Job>
Copy out every line of the material below exactly, keeping each character and line in its original order.

/---

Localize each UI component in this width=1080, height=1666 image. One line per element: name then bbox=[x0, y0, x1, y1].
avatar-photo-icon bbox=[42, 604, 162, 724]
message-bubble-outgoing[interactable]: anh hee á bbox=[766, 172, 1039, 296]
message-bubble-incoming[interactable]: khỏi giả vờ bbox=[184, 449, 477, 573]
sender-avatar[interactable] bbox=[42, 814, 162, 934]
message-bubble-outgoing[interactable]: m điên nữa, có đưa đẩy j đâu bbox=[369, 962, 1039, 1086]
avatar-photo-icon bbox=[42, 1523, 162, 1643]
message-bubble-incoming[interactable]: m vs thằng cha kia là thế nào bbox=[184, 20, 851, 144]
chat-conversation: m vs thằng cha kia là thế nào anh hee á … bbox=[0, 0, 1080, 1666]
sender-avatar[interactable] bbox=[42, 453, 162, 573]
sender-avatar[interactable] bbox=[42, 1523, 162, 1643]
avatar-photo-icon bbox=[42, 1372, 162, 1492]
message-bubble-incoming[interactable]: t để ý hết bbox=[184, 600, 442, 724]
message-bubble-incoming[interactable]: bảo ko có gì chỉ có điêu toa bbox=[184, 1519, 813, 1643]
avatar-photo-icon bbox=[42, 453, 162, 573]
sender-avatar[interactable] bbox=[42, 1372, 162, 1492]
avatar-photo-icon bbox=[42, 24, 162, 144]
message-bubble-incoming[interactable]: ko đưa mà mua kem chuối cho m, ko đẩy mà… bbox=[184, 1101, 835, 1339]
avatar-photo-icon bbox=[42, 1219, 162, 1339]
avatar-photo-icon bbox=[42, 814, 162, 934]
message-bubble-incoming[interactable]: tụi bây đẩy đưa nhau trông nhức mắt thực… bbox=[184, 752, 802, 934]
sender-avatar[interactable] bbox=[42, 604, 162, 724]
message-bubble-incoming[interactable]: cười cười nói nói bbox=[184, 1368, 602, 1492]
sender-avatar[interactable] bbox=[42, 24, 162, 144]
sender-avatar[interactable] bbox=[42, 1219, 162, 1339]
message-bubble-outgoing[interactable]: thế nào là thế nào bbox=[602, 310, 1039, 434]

\---

Response for this exercise>
Localize each UI component in this width=1080, height=1666 image. One line per element: name then bbox=[x0, y0, x1, y1].
avatar-photo-icon bbox=[42, 604, 162, 724]
message-bubble-outgoing[interactable]: anh hee á bbox=[766, 172, 1039, 296]
message-bubble-incoming[interactable]: khỏi giả vờ bbox=[184, 449, 477, 573]
sender-avatar[interactable] bbox=[42, 814, 162, 934]
message-bubble-outgoing[interactable]: m điên nữa, có đưa đẩy j đâu bbox=[369, 962, 1039, 1086]
avatar-photo-icon bbox=[42, 1523, 162, 1643]
message-bubble-incoming[interactable]: m vs thằng cha kia là thế nào bbox=[184, 20, 851, 144]
chat-conversation: m vs thằng cha kia là thế nào anh hee á … bbox=[0, 0, 1080, 1666]
sender-avatar[interactable] bbox=[42, 453, 162, 573]
sender-avatar[interactable] bbox=[42, 1523, 162, 1643]
avatar-photo-icon bbox=[42, 1372, 162, 1492]
message-bubble-incoming[interactable]: t để ý hết bbox=[184, 600, 442, 724]
message-bubble-incoming[interactable]: bảo ko có gì chỉ có điêu toa bbox=[184, 1519, 813, 1643]
avatar-photo-icon bbox=[42, 453, 162, 573]
sender-avatar[interactable] bbox=[42, 1372, 162, 1492]
avatar-photo-icon bbox=[42, 24, 162, 144]
message-bubble-incoming[interactable]: ko đưa mà mua kem chuối cho m, ko đẩy mà… bbox=[184, 1101, 835, 1339]
avatar-photo-icon bbox=[42, 1219, 162, 1339]
avatar-photo-icon bbox=[42, 814, 162, 934]
message-bubble-incoming[interactable]: tụi bây đẩy đưa nhau trông nhức mắt thực… bbox=[184, 752, 802, 934]
sender-avatar[interactable] bbox=[42, 604, 162, 724]
message-bubble-incoming[interactable]: cười cười nói nói bbox=[184, 1368, 602, 1492]
sender-avatar[interactable] bbox=[42, 24, 162, 144]
sender-avatar[interactable] bbox=[42, 1219, 162, 1339]
message-bubble-outgoing[interactable]: thế nào là thế nào bbox=[602, 310, 1039, 434]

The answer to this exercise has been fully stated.